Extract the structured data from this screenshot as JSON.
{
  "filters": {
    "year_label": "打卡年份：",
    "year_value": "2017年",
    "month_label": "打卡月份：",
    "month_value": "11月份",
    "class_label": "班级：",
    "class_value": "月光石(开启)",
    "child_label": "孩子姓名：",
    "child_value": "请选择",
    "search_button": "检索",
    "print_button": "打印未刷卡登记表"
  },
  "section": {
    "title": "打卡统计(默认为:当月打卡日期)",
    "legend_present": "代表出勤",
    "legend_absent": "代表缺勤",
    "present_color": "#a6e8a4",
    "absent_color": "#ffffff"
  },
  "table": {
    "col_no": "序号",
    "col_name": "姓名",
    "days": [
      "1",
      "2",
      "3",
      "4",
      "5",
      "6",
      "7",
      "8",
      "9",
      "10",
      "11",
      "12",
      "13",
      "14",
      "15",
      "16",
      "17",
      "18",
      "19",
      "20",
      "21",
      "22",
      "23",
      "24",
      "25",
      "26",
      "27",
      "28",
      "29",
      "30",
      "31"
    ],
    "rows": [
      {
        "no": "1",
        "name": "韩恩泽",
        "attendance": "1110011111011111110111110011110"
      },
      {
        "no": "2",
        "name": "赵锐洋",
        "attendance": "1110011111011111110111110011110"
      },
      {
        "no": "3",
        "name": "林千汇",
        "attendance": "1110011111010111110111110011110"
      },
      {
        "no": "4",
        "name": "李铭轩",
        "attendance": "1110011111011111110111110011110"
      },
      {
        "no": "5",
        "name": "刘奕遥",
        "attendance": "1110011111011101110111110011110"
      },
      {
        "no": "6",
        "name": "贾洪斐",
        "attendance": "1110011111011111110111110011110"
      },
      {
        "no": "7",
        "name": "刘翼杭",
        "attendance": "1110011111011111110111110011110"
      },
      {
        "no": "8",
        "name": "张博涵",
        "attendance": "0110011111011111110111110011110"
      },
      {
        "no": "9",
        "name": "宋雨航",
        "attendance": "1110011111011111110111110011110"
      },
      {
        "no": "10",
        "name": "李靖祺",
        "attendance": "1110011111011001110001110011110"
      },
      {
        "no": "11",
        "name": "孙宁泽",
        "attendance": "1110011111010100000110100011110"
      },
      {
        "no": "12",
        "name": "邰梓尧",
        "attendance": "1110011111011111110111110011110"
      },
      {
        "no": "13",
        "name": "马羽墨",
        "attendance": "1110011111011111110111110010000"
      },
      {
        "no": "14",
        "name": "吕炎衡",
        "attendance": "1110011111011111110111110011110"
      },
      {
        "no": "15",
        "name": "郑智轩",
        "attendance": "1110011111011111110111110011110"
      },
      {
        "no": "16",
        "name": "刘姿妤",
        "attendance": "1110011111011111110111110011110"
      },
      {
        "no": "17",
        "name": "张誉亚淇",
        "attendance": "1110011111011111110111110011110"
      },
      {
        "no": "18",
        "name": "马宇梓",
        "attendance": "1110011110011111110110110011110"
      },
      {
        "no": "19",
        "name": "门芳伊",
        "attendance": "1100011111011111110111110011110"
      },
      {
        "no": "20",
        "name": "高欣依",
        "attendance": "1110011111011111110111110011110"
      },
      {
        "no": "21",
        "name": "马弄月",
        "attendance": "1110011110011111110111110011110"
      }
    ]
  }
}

============

### Short exercise
Without leaving anything out, quote all the data.

### Exercise response
Extract the structured data from this screenshot as JSON.
{
  "filters": {
    "year_label": "打卡年份：",
    "year_value": "2017年",
    "month_label": "打卡月份：",
    "month_value": "11月份",
    "class_label": "班级：",
    "class_value": "月光石(开启)",
    "child_label": "孩子姓名：",
    "child_value": "请选择",
    "search_button": "检索",
    "print_button": "打印未刷卡登记表"
  },
  "section": {
    "title": "打卡统计(默认为:当月打卡日期)",
    "legend_present": "代表出勤",
    "legend_absent": "代表缺勤",
    "present_color": "#a6e8a4",
    "absent_color": "#ffffff"
  },
  "table": {
    "col_no": "序号",
    "col_name": "姓名",
    "days": [
      "1",
      "2",
      "3",
      "4",
      "5",
      "6",
      "7",
      "8",
      "9",
      "10",
      "11",
      "12",
      "13",
      "14",
      "15",
      "16",
      "17",
      "18",
      "19",
      "20",
      "21",
      "22",
      "23",
      "24",
      "25",
      "26",
      "27",
      "28",
      "29",
      "30",
      "31"
    ],
    "rows": [
      {
        "no": "1",
        "name": "韩恩泽",
        "attendance": "1110011111011111110111110011110"
      },
      {
        "no": "2",
        "name": "赵锐洋",
        "attendance": "1110011111011111110111110011110"
      },
      {
        "no": "3",
        "name": "林千汇",
        "attendance": "1110011111010111110111110011110"
      },
      {
        "no": "4",
        "name": "李铭轩",
        "attendance": "1110011111011111110111110011110"
      },
      {
        "no": "5",
        "name": "刘奕遥",
        "attendance": "1110011111011101110111110011110"
      },
      {
        "no": "6",
        "name": "贾洪斐",
        "attendance": "1110011111011111110111110011110"
      },
      {
        "no": "7",
        "name": "刘翼杭",
        "attendance": "1110011111011111110111110011110"
      },
      {
        "no": "8",
        "name": "张博涵",
        "attendance": "0110011111011111110111110011110"
      },
      {
        "no": "9",
        "name": "宋雨航",
        "attendance": "1110011111011111110111110011110"
      },
      {
        "no": "10",
        "name": "李靖祺",
        "attendance": "1110011111011001110001110011110"
      },
      {
        "no": "11",
        "name": "孙宁泽",
        "attendance": "1110011111010100000110100011110"
      },
      {
        "no": "12",
        "name": "邰梓尧",
        "attendance": "1110011111011111110111110011110"
      },
      {
        "no": "13",
        "name": "马羽墨",
        "attendance": "1110011111011111110111110010000"
      },
      {
        "no": "14",
        "name": "吕炎衡",
        "attendance": "1110011111011111110111110011110"
      },
      {
        "no": "15",
        "name": "郑智轩",
        "attendance": "1110011111011111110111110011110"
      },
      {
        "no": "16",
        "name": "刘姿妤",
        "attendance": "1110011111011111110111110011110"
      },
      {
        "no": "17",
        "name": "张誉亚淇",
        "attendance": "1110011111011111110111110011110"
      },
      {
        "no": "18",
        "name": "马宇梓",
        "attendance": "1110011110011111110110110011110"
      },
      {
        "no": "19",
        "name": "门芳伊",
        "attendance": "1100011111011111110111110011110"
      },
      {
        "no": "20",
        "name": "高欣依",
        "attendance": "1110011111011111110111110011110"
      },
      {
        "no": "21",
        "name": "马弄月",
        "attendance": "1110011110011111110111110011110"
      }
    ]
  }
}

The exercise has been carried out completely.